§ **Goal of the exercise**
Copy each line that contains the word "réactivté".

Dataset items:
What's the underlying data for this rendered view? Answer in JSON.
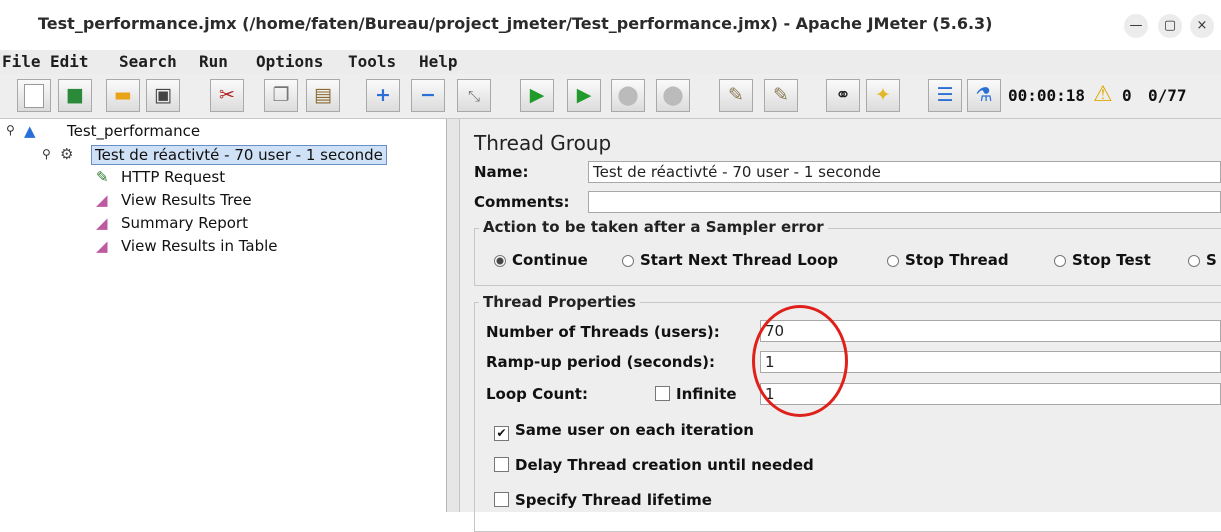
{
  "window": {
    "title": "Test_performance.jmx (/home/faten/Bureau/project_jmeter/Test_performance.jmx) - Apache JMeter (5.6.3)",
    "min_glyph": "—",
    "max_glyph": "▢",
    "close_glyph": "×"
  },
  "menu": {
    "items": [
      "File",
      "Edit",
      "Search",
      "Run",
      "Options",
      "Tools",
      "Help"
    ]
  },
  "toolbar": {
    "icons": [
      "new-icon",
      "templates-icon",
      "open-icon",
      "save-icon",
      "cut-icon",
      "copy-icon",
      "paste-icon",
      "expand-icon",
      "collapse-icon",
      "toggle-icon",
      "start-icon",
      "start-no-pause-icon",
      "stop-icon",
      "shutdown-icon",
      "clear-icon",
      "clear-all-icon",
      "search-icon",
      "reset-search-icon",
      "function-helper-icon",
      "help-icon"
    ],
    "elapsed": "00:00:18",
    "error_count": "0",
    "threads": "0/77"
  },
  "tree": {
    "nodes": [
      "Test_performance",
      "Test de réactivté - 70 user - 1 seconde",
      "HTTP Request",
      "View Results Tree",
      "Summary Report",
      "View Results in Table"
    ]
  },
  "panel": {
    "title": "Thread Group",
    "name_label": "Name:",
    "name_value": "Test de réactivté - 70 user - 1 seconde",
    "comments_label": "Comments:",
    "comments_value": "",
    "sampler_error_legend": "Action to be taken after a Sampler error",
    "radios": [
      "Continue",
      "Start Next Thread Loop",
      "Stop Thread",
      "Stop Test",
      "S"
    ],
    "thread_props_legend": "Thread Properties",
    "threads_label": "Number of Threads (users):",
    "threads_value": "70",
    "rampup_label": "Ramp-up period (seconds):",
    "rampup_value": "1",
    "loop_label": "Loop Count:",
    "infinite_label": "Infinite",
    "loop_value": "1",
    "same_user_label": "Same user on each iteration",
    "delay_label": "Delay Thread creation until needed",
    "lifetime_label": "Specify Thread lifetime"
  }
}
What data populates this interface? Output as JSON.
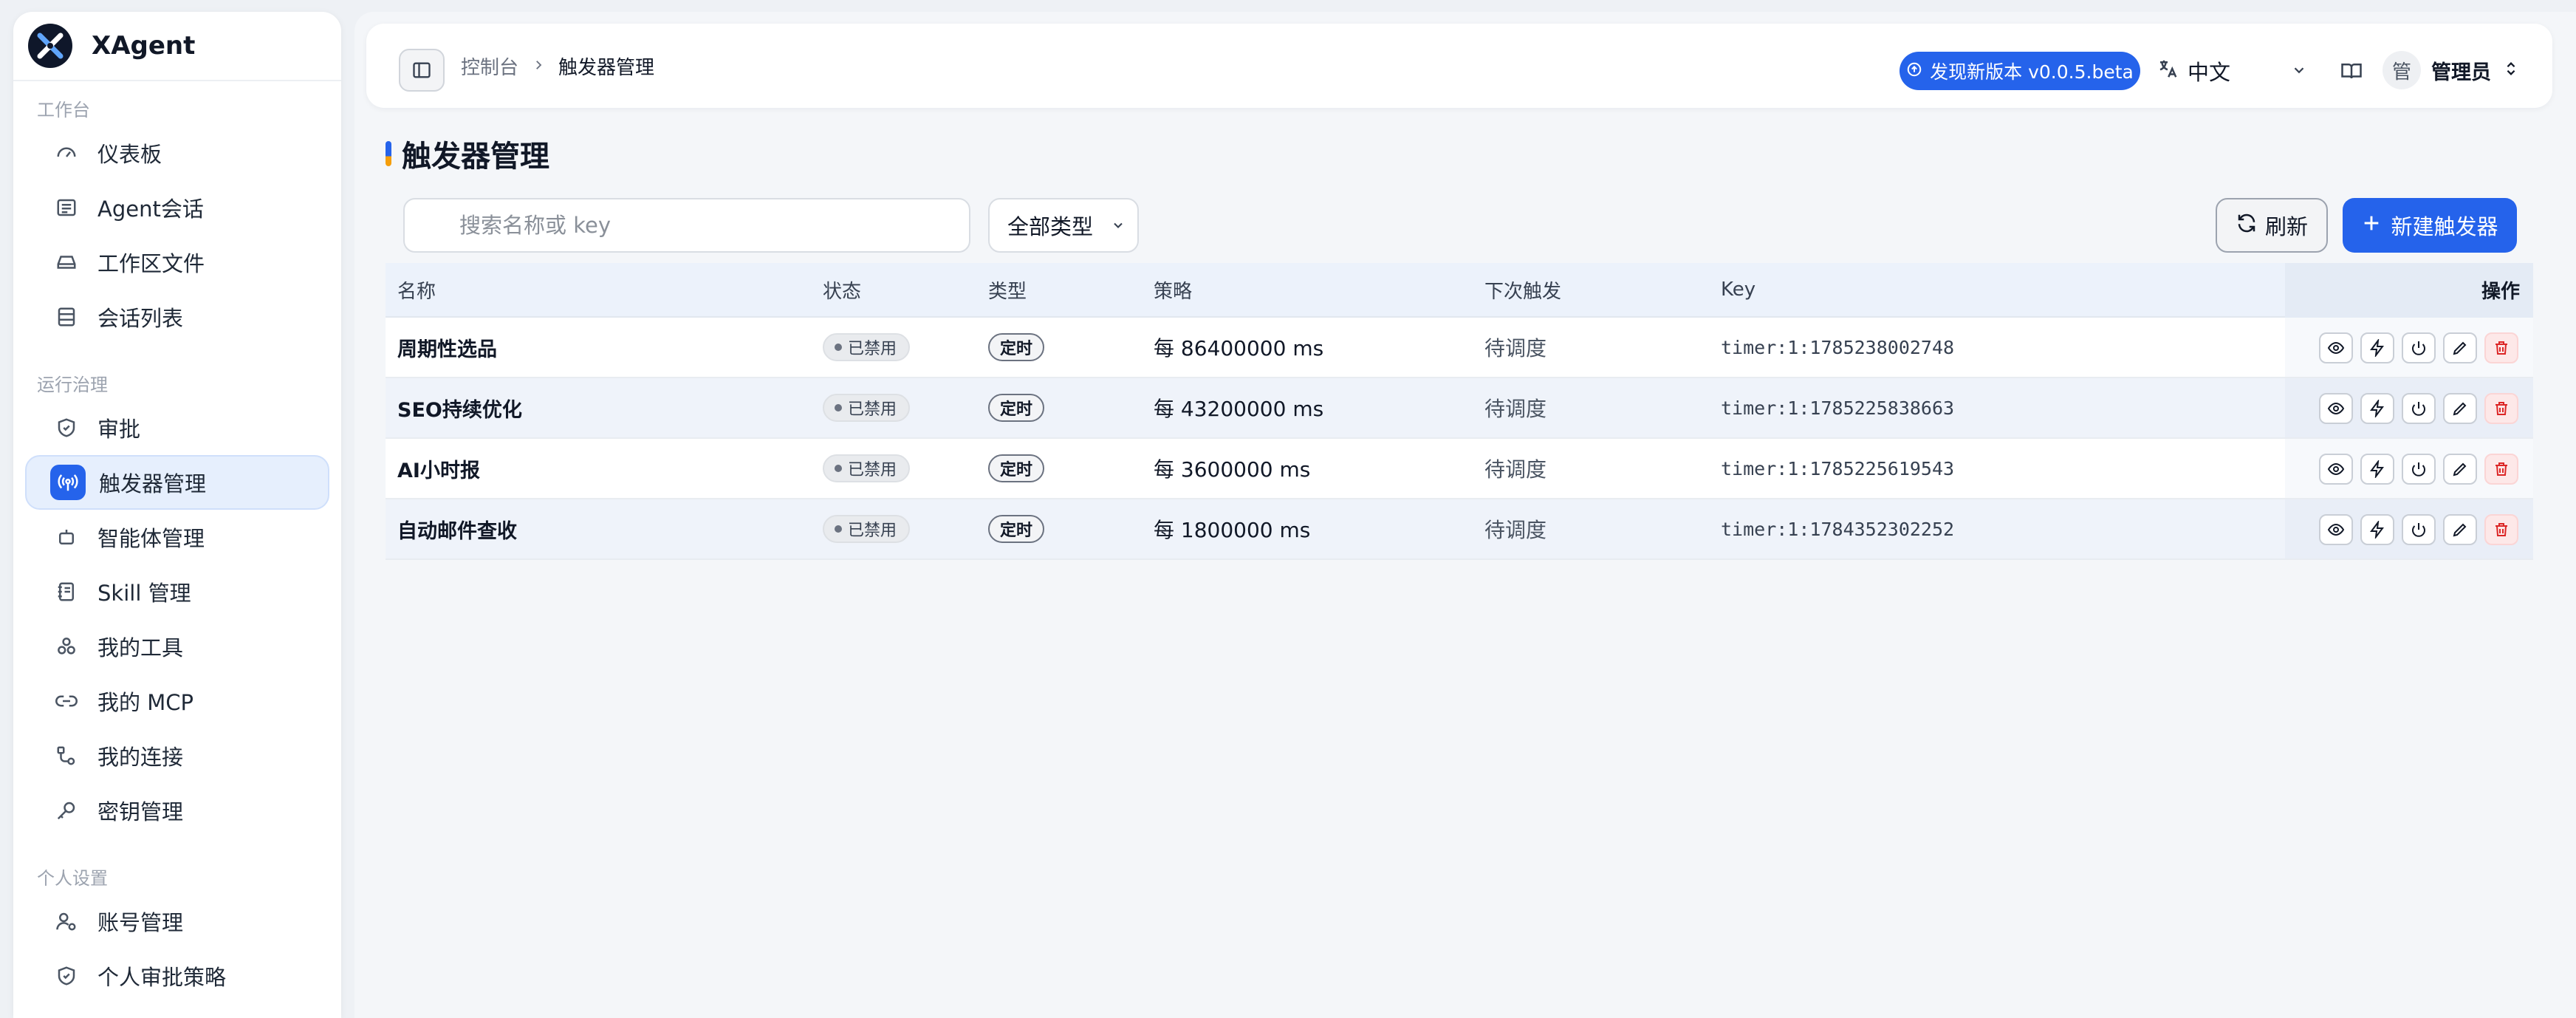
{
  "app": {
    "name": "XAgent"
  },
  "sidebar": {
    "sections": [
      {
        "title": "工作台",
        "items": [
          {
            "label": "仪表板",
            "icon": "gauge-icon",
            "active": false
          },
          {
            "label": "Agent会话",
            "icon": "chat-lines-icon",
            "active": false
          },
          {
            "label": "工作区文件",
            "icon": "drive-icon",
            "active": false
          },
          {
            "label": "会话列表",
            "icon": "list-icon",
            "active": false
          }
        ]
      },
      {
        "title": "运行治理",
        "items": [
          {
            "label": "审批",
            "icon": "shield-check-icon",
            "active": false
          },
          {
            "label": "触发器管理",
            "icon": "broadcast-icon",
            "active": true
          },
          {
            "label": "智能体管理",
            "icon": "robot-icon",
            "active": false
          },
          {
            "label": "Skill 管理",
            "icon": "notebook-icon",
            "active": false
          },
          {
            "label": "我的工具",
            "icon": "blocks-icon",
            "active": false
          },
          {
            "label": "我的 MCP",
            "icon": "link-icon",
            "active": false
          },
          {
            "label": "我的连接",
            "icon": "route-icon",
            "active": false
          },
          {
            "label": "密钥管理",
            "icon": "key-icon",
            "active": false
          }
        ]
      },
      {
        "title": "个人设置",
        "items": [
          {
            "label": "账号管理",
            "icon": "user-gear-icon",
            "active": false
          },
          {
            "label": "个人审批策略",
            "icon": "shield-icon",
            "active": false
          }
        ]
      }
    ]
  },
  "topbar": {
    "breadcrumb": [
      "控制台",
      "触发器管理"
    ],
    "version_badge": "发现新版本 v0.0.5.beta",
    "language": "中文",
    "user": {
      "avatar": "管",
      "name": "管理员"
    }
  },
  "page": {
    "title": "触发器管理",
    "search_placeholder": "搜索名称或 key",
    "type_filter": "全部类型",
    "refresh_label": "刷新",
    "new_label": "新建触发器"
  },
  "table": {
    "columns": [
      "名称",
      "状态",
      "类型",
      "策略",
      "下次触发",
      "Key",
      "操作"
    ],
    "rows": [
      {
        "name": "周期性选品",
        "status": "已禁用",
        "type": "定时",
        "policy": "每 86400000 ms",
        "next": "待调度",
        "key": "timer:1:1785238002748"
      },
      {
        "name": "SEO持续优化",
        "status": "已禁用",
        "type": "定时",
        "policy": "每 43200000 ms",
        "next": "待调度",
        "key": "timer:1:1785225838663"
      },
      {
        "name": "AI小时报",
        "status": "已禁用",
        "type": "定时",
        "policy": "每 3600000 ms",
        "next": "待调度",
        "key": "timer:1:1785225619543"
      },
      {
        "name": "自动邮件查收",
        "status": "已禁用",
        "type": "定时",
        "policy": "每 1800000 ms",
        "next": "待调度",
        "key": "timer:1:1784352302252"
      }
    ],
    "row_actions": [
      "eye-icon",
      "bolt-icon",
      "power-icon",
      "pencil-icon",
      "trash-icon"
    ]
  },
  "colors": {
    "accent": "#2563eb",
    "danger": "#dc2626",
    "title_marker": "#f59e0b"
  }
}
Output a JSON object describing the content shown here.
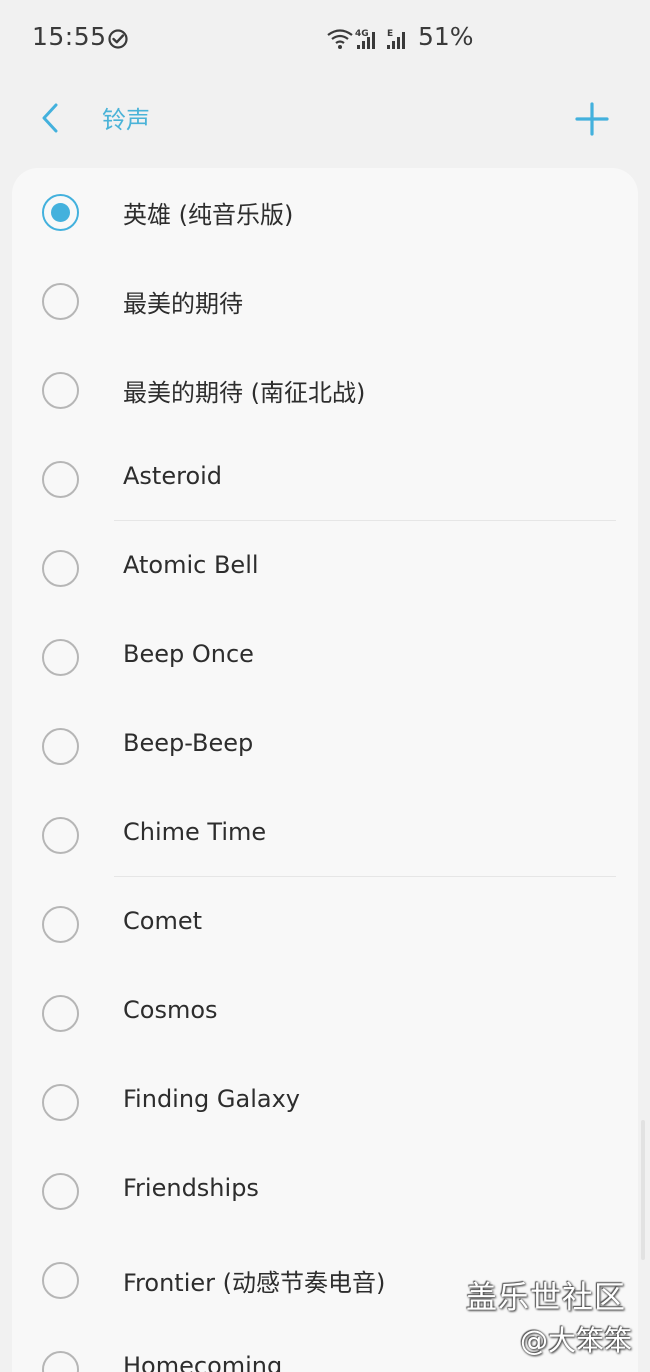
{
  "status_bar": {
    "time": "15:55",
    "battery": "51%",
    "network_label": "4G",
    "edge_label": "E",
    "sync_icon": "check-circle-icon",
    "wifi_icon": "wifi-icon"
  },
  "header": {
    "title": "铃声",
    "back_icon": "chevron-left-icon",
    "add_icon": "plus-icon"
  },
  "ringtones": [
    {
      "label": "英雄 (纯音乐版)",
      "selected": true
    },
    {
      "label": "最美的期待",
      "selected": false
    },
    {
      "label": "最美的期待 (南征北战)",
      "selected": false
    },
    {
      "label": "Asteroid",
      "selected": false
    },
    {
      "label": "Atomic Bell",
      "selected": false
    },
    {
      "label": "Beep Once",
      "selected": false
    },
    {
      "label": "Beep-Beep",
      "selected": false
    },
    {
      "label": "Chime Time",
      "selected": false
    },
    {
      "label": "Comet",
      "selected": false
    },
    {
      "label": "Cosmos",
      "selected": false
    },
    {
      "label": "Finding Galaxy",
      "selected": false
    },
    {
      "label": "Friendships",
      "selected": false
    },
    {
      "label": "Frontier (动感节奏电音)",
      "selected": false
    },
    {
      "label": "Homecoming",
      "selected": false
    }
  ],
  "watermark": {
    "line1": "盖乐世社区",
    "line2": "@大笨笨"
  },
  "colors": {
    "accent": "#43b1dd",
    "title": "#4ab3d8",
    "background": "#f1f1f1",
    "card": "#f8f8f8"
  }
}
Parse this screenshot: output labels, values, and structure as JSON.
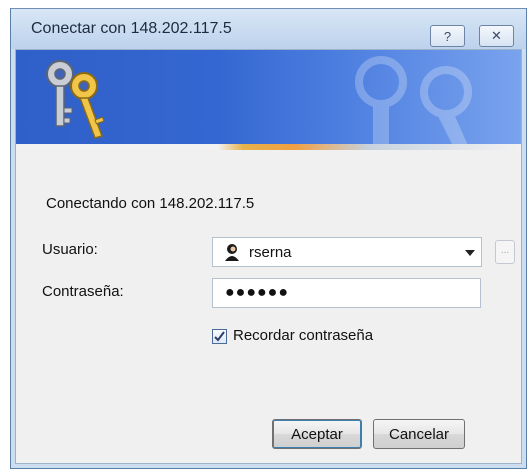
{
  "window": {
    "title": "Conectar con 148.202.117.5",
    "help_label": "?",
    "close_label": "✕"
  },
  "main": {
    "connecting_text": "Conectando con 148.202.117.5",
    "username_label": "Usuario:",
    "username_value": "rserna",
    "password_label": "Contraseña:",
    "password_value": "●●●●●●",
    "browse_label": "...",
    "remember_label": "Recordar contraseña",
    "remember_checked": true
  },
  "buttons": {
    "ok_label": "Aceptar",
    "cancel_label": "Cancelar"
  },
  "icons": {
    "banner": "keys-icon",
    "user": "user-icon",
    "dropdown": "chevron-down-icon"
  }
}
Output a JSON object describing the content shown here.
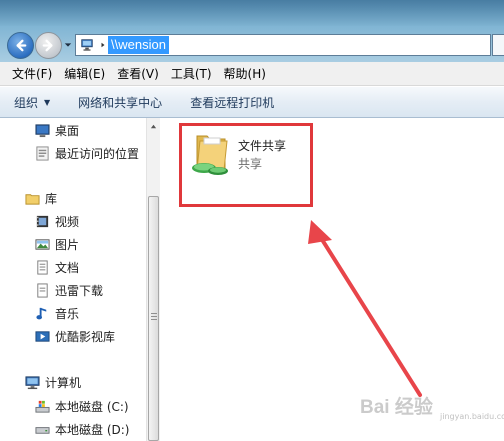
{
  "address": {
    "path": "\\\\wension"
  },
  "menu": [
    "文件(F)",
    "编辑(E)",
    "查看(V)",
    "工具(T)",
    "帮助(H)"
  ],
  "toolbar": {
    "organize": "组织",
    "network_center": "网络和共享中心",
    "remote_printers": "查看远程打印机"
  },
  "nav": {
    "favorites": [
      "桌面",
      "最近访问的位置"
    ],
    "libraries_label": "库",
    "libraries": [
      "视频",
      "图片",
      "文档",
      "迅雷下载",
      "音乐",
      "优酷影视库"
    ],
    "computer_label": "计算机",
    "drives": [
      "本地磁盘 (C:)",
      "本地磁盘 (D:)"
    ]
  },
  "share": {
    "name": "文件共享",
    "type": "共享"
  },
  "watermark": {
    "brand": "Bai 经验",
    "url": "jingyan.baidu.com"
  },
  "colors": {
    "highlight": "#e0383b",
    "selection": "#3399ff"
  },
  "icons": {
    "back": "back-arrow-icon",
    "forward": "forward-arrow-icon",
    "address": "computer-network-icon",
    "share": "shared-folder-icon"
  }
}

§ **Result of this task**
      "Test de réactivté - 70 user - 1 seconde",
    "name_value": "Test de réactivté - 70 user - 1 seconde",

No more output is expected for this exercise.